___ Dataset ___

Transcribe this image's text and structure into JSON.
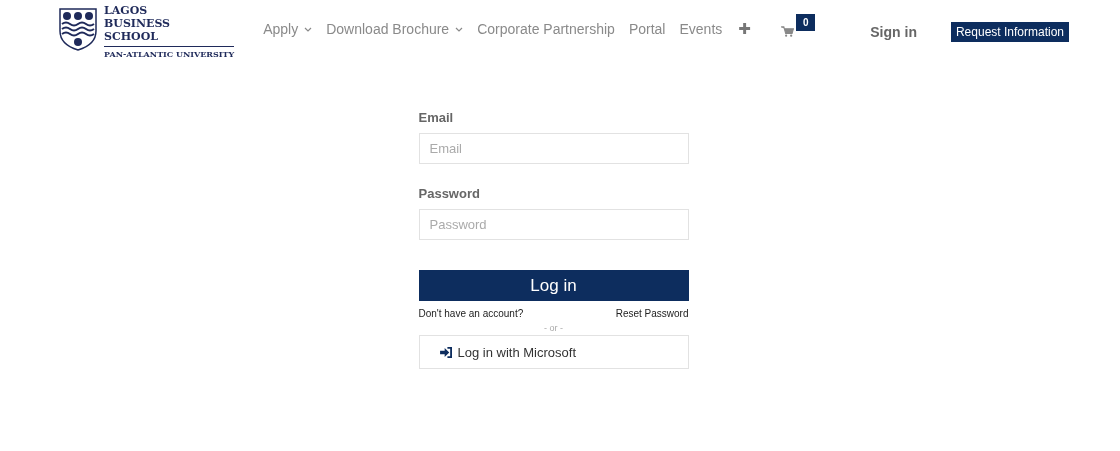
{
  "logo": {
    "lines": [
      "LAGOS",
      "BUSINESS",
      "SCHOOL"
    ],
    "subtitle": "PAN-ATLANTIC UNIVERSITY"
  },
  "nav": [
    {
      "label": "Apply",
      "dropdown": true
    },
    {
      "label": "Download Brochure",
      "dropdown": true
    },
    {
      "label": "Corporate Partnership",
      "dropdown": false
    },
    {
      "label": "Portal",
      "dropdown": false
    },
    {
      "label": "Events",
      "dropdown": false
    }
  ],
  "more_button": "✚",
  "cart": {
    "count": "0"
  },
  "sign_in": "Sign in",
  "request_button": "Request Information",
  "form": {
    "email_label": "Email",
    "email_placeholder": "Email",
    "password_label": "Password",
    "password_placeholder": "Password",
    "login_button": "Log in",
    "signup_link": "Don't have an account?",
    "reset_link": "Reset Password",
    "separator": "- or -",
    "microsoft_button": "Log in with Microsoft"
  }
}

___

- **Brief**
None of the pictures should appear; repeat the records exactly otherwise.

- **Response for this exercise**
Transcribe this image's text and structure into JSON.
{
  "logo": {
    "lines": [
      "LAGOS",
      "BUSINESS",
      "SCHOOL"
    ],
    "subtitle": "PAN-ATLANTIC UNIVERSITY"
  },
  "nav": [
    {
      "label": "Apply",
      "dropdown": true
    },
    {
      "label": "Download Brochure",
      "dropdown": true
    },
    {
      "label": "Corporate Partnership",
      "dropdown": false
    },
    {
      "label": "Portal",
      "dropdown": false
    },
    {
      "label": "Events",
      "dropdown": false
    }
  ],
  "more_button": "✚",
  "cart": {
    "count": "0"
  },
  "sign_in": "Sign in",
  "request_button": "Request Information",
  "form": {
    "email_label": "Email",
    "email_placeholder": "Email",
    "password_label": "Password",
    "password_placeholder": "Password",
    "login_button": "Log in",
    "signup_link": "Don't have an account?",
    "reset_link": "Reset Password",
    "separator": "- or -",
    "microsoft_button": "Log in with Microsoft"
  }
}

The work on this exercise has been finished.